-- BEGIN --

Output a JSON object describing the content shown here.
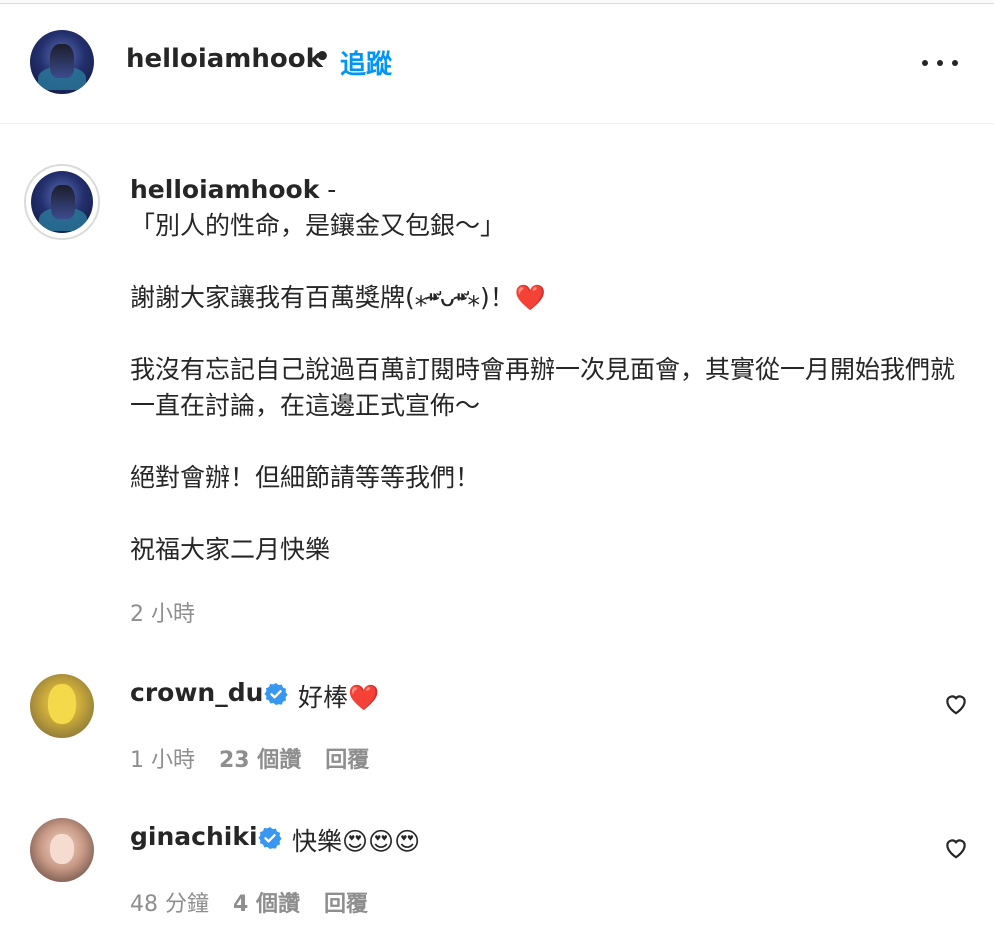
{
  "header": {
    "username": "helloiamhook",
    "dot": "•",
    "follow_label": "追蹤"
  },
  "caption": {
    "username": "helloiamhook",
    "separator": "-",
    "line1": "「別人的性命，是鑲金又包銀～」",
    "line2": "謝謝大家讓我有百萬獎牌(⁎⁍̴̛ᴗ⁍̴̛⁎)！❤️",
    "line3": "我沒有忘記自己說過百萬訂閱時會再辦一次見面會，其實從一月開始我們就一直在討論，在這邊正式宣佈～",
    "line4": "絕對會辦！但細節請等等我們！",
    "line5": "祝福大家二月快樂",
    "time": "2 小時"
  },
  "comments": [
    {
      "username": "crown_du",
      "text": "好棒❤️",
      "time": "1 小時",
      "likes": "23 個讚",
      "reply": "回覆"
    },
    {
      "username": "ginachiki",
      "text": "快樂😍😍😍",
      "time": "48 分鐘",
      "likes": "4 個讚",
      "reply": "回覆"
    }
  ],
  "icons": {
    "more": "more-options-icon",
    "verified": "verified-badge-icon",
    "like": "heart-outline-icon"
  },
  "colors": {
    "accent": "#0095f6",
    "verified": "#3897f0",
    "text": "#262626",
    "muted": "#8e8e8e"
  }
}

-- END --

Omitting all images, print the listing exactly.

Output a JSON object describing the content shown here.
{
  "header": {
    "username": "helloiamhook",
    "dot": "•",
    "follow_label": "追蹤"
  },
  "caption": {
    "username": "helloiamhook",
    "separator": "-",
    "line1": "「別人的性命，是鑲金又包銀～」",
    "line2": "謝謝大家讓我有百萬獎牌(⁎⁍̴̛ᴗ⁍̴̛⁎)！❤️",
    "line3": "我沒有忘記自己說過百萬訂閱時會再辦一次見面會，其實從一月開始我們就一直在討論，在這邊正式宣佈～",
    "line4": "絕對會辦！但細節請等等我們！",
    "line5": "祝福大家二月快樂",
    "time": "2 小時"
  },
  "comments": [
    {
      "username": "crown_du",
      "text": "好棒❤️",
      "time": "1 小時",
      "likes": "23 個讚",
      "reply": "回覆"
    },
    {
      "username": "ginachiki",
      "text": "快樂😍😍😍",
      "time": "48 分鐘",
      "likes": "4 個讚",
      "reply": "回覆"
    }
  ],
  "icons": {
    "more": "more-options-icon",
    "verified": "verified-badge-icon",
    "like": "heart-outline-icon"
  },
  "colors": {
    "accent": "#0095f6",
    "verified": "#3897f0",
    "text": "#262626",
    "muted": "#8e8e8e"
  }
}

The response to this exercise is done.